What you need to do:
Pull out every line below holding the word "Options".
— START Records to use —
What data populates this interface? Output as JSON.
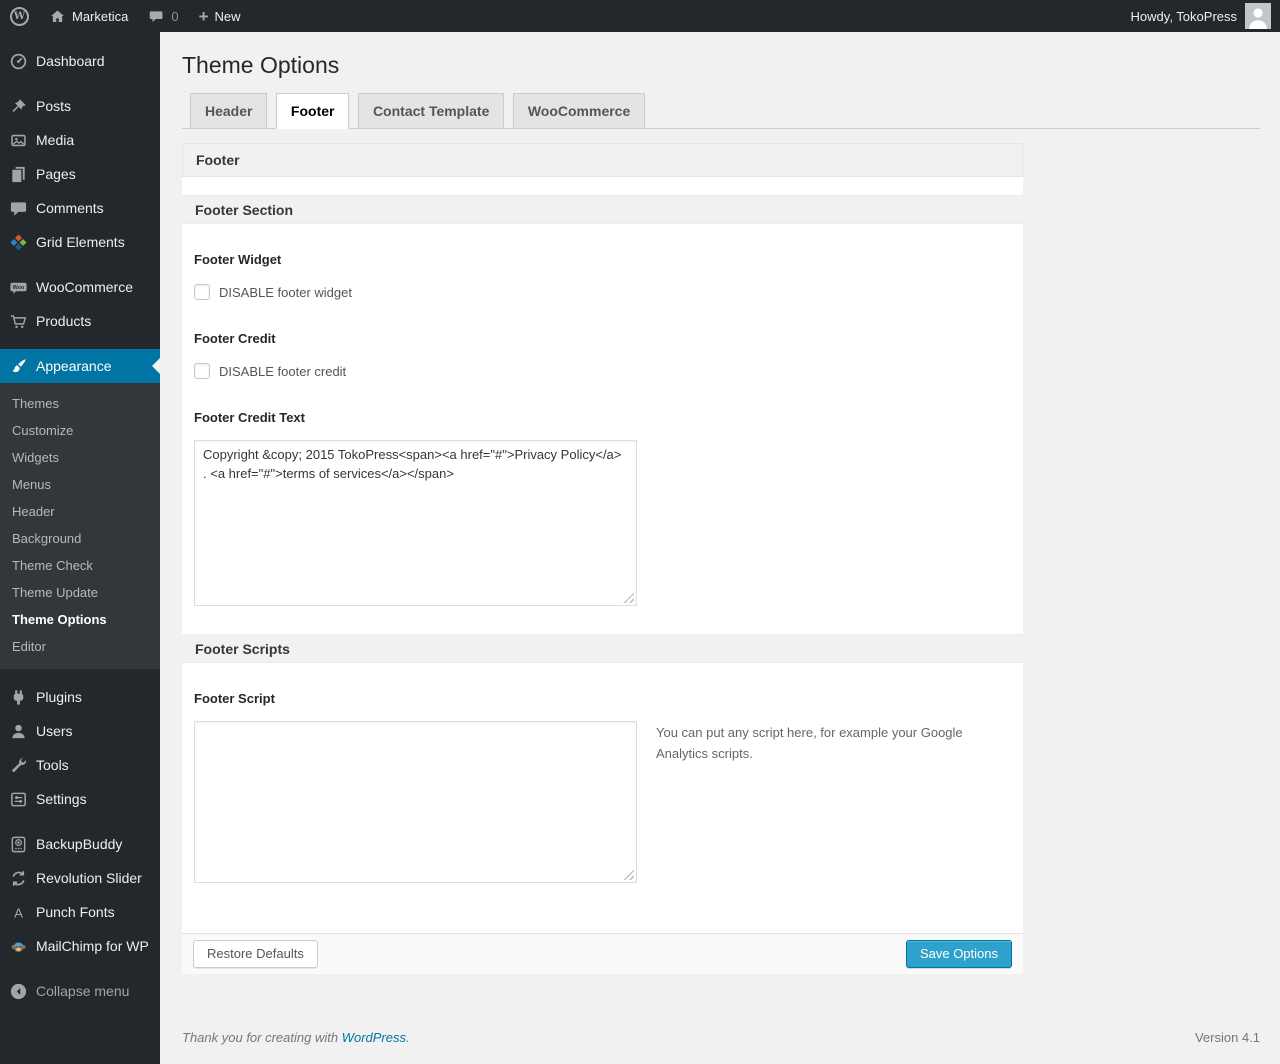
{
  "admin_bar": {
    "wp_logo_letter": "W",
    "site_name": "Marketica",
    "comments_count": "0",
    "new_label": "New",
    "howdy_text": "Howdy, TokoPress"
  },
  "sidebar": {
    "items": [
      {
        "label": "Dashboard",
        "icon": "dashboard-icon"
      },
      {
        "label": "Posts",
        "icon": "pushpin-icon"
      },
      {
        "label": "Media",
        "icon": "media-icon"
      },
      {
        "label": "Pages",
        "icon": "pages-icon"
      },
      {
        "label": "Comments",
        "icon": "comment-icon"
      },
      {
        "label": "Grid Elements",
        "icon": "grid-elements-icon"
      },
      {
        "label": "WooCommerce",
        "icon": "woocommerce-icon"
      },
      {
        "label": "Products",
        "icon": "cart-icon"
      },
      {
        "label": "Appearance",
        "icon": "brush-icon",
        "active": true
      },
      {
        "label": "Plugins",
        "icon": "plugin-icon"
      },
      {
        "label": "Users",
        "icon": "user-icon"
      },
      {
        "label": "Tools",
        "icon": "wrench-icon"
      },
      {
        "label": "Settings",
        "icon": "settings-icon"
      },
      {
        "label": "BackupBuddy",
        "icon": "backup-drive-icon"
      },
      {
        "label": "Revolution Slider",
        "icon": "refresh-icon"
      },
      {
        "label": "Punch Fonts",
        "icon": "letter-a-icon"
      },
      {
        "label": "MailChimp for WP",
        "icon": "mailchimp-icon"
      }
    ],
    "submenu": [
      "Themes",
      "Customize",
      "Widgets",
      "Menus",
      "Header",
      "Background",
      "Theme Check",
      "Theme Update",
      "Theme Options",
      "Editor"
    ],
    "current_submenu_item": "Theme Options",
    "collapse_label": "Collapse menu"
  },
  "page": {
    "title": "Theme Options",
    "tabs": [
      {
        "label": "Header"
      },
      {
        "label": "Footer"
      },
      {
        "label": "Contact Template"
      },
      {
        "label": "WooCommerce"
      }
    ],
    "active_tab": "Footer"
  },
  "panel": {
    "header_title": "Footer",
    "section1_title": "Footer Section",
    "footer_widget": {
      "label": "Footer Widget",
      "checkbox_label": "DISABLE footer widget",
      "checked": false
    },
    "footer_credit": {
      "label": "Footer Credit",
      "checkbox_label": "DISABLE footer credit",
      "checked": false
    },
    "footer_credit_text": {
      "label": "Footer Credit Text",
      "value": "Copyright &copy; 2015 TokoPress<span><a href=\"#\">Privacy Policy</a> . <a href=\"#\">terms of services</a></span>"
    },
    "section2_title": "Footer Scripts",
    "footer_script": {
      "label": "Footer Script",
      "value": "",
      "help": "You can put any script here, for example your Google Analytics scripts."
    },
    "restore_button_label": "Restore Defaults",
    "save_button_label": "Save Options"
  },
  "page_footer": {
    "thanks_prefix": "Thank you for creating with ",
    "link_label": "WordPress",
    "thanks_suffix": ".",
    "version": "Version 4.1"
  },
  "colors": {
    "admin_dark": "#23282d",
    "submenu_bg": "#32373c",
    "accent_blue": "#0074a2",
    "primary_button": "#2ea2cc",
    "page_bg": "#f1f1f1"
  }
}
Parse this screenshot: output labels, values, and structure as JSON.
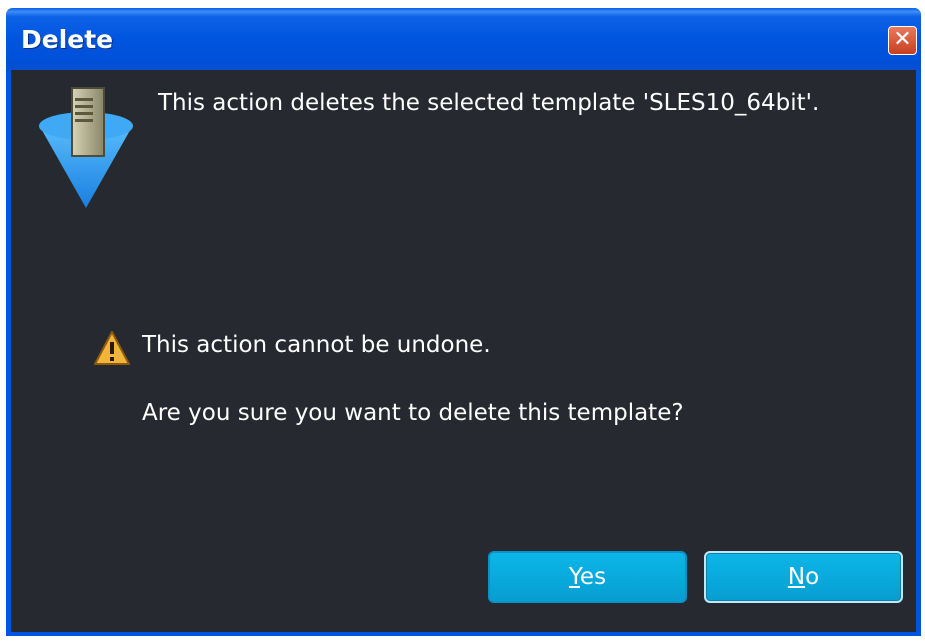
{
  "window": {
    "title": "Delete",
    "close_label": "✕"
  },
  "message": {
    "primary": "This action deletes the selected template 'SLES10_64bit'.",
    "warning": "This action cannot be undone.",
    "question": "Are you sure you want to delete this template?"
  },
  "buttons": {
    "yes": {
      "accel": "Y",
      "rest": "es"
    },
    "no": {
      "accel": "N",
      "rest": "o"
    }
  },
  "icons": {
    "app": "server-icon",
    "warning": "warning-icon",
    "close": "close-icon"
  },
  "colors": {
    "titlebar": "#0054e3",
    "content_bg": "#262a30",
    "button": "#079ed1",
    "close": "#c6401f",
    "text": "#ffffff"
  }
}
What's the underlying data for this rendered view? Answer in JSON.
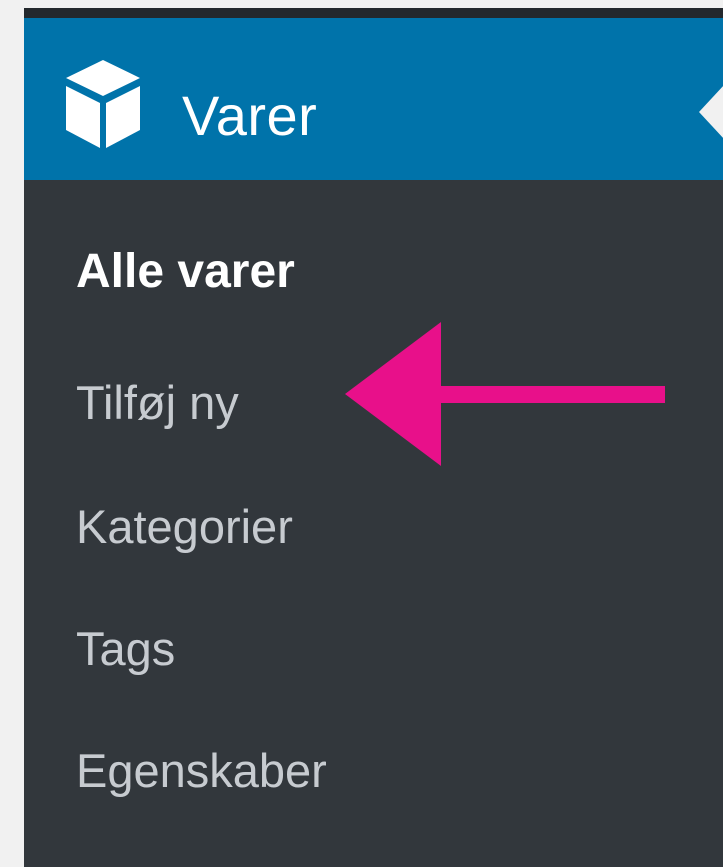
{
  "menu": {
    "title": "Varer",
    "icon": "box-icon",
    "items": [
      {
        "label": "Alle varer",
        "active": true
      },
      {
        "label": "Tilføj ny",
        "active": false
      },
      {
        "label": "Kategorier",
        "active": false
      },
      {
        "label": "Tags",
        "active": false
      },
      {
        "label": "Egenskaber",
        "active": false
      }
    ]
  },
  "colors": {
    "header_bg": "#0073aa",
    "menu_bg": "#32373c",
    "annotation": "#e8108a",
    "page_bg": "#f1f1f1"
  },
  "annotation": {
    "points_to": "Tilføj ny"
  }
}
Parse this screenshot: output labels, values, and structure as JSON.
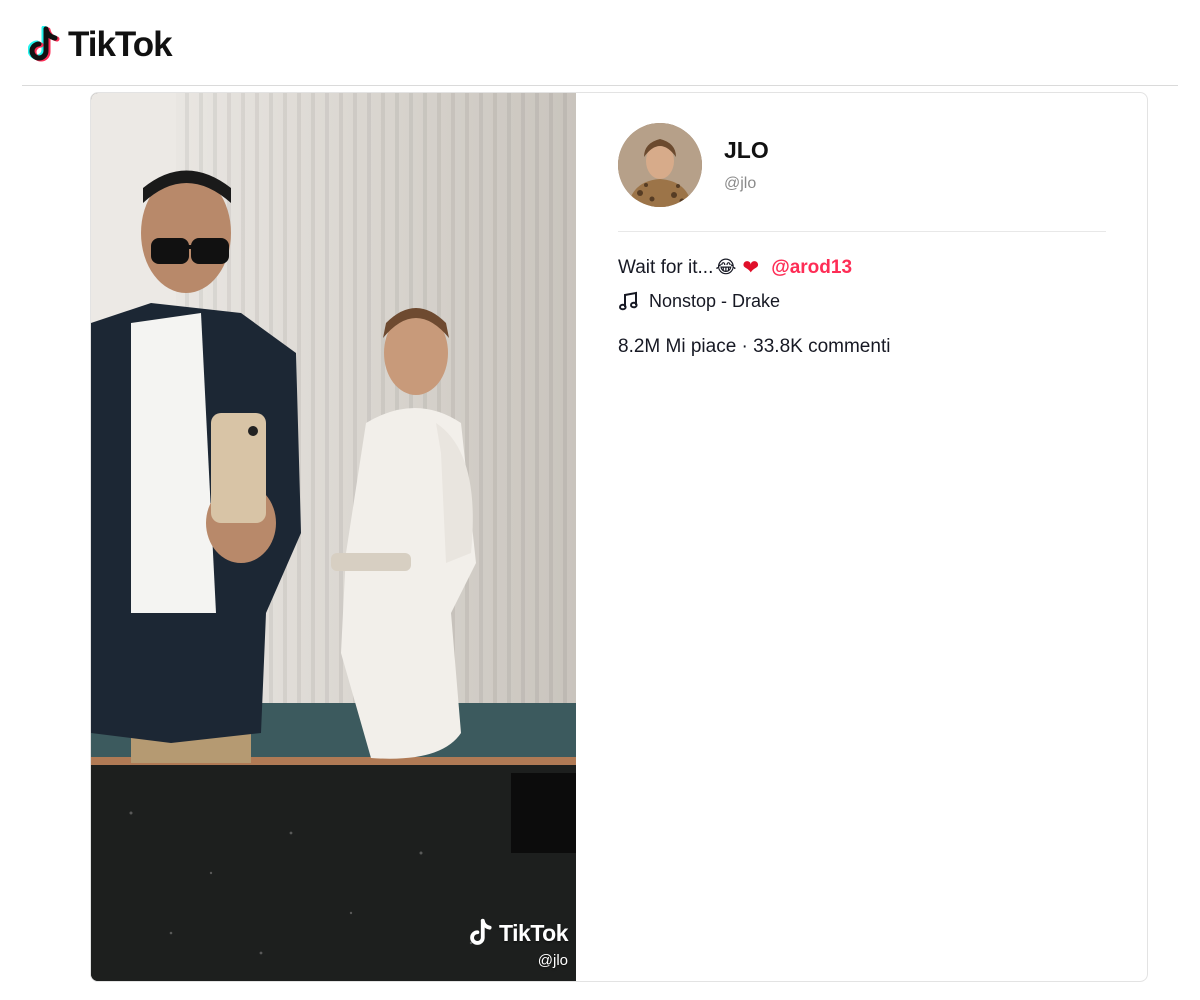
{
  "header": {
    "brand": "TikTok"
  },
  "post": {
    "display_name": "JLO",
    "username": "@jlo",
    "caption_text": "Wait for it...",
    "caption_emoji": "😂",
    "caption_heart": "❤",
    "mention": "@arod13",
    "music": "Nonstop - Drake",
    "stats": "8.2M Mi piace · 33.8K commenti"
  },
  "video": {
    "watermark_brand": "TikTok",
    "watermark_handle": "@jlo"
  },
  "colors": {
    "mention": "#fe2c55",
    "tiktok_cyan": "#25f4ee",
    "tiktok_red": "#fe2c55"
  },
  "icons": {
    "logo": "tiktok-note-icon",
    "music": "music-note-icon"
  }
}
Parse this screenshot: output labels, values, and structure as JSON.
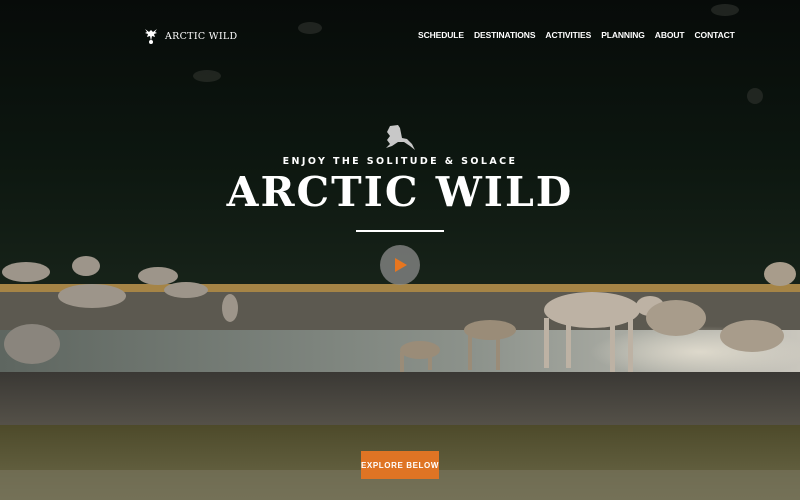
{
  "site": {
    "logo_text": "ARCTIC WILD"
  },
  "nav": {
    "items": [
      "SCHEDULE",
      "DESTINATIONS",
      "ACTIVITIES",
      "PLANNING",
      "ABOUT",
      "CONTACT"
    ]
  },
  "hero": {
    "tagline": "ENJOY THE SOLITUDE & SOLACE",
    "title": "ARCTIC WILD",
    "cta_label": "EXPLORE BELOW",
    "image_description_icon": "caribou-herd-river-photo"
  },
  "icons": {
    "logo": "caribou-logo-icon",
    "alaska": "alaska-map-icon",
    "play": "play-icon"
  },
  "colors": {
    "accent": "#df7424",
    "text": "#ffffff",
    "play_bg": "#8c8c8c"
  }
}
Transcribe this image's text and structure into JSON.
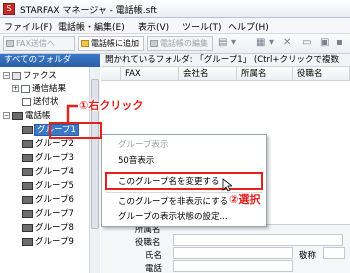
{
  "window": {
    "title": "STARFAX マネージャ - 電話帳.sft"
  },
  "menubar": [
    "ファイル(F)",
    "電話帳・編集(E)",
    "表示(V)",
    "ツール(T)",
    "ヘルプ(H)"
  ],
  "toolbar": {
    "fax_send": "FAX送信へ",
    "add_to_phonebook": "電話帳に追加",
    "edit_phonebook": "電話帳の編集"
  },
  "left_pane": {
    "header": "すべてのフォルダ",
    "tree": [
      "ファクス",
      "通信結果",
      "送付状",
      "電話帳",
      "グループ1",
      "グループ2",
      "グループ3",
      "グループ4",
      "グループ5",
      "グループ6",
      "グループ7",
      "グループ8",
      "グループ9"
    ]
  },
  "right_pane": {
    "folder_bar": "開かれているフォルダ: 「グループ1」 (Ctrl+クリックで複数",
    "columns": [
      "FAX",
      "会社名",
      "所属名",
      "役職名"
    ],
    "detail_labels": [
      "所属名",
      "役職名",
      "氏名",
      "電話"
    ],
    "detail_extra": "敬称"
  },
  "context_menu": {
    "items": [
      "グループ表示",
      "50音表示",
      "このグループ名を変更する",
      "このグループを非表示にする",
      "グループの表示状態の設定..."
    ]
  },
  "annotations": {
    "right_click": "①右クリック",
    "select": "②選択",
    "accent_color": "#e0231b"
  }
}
— END Records to use —
Answer for the task:
      "Theme Options",
    "current_submenu_item": "Theme Options",
    "title": "Theme Options",
    "save_button_label": "Save Options"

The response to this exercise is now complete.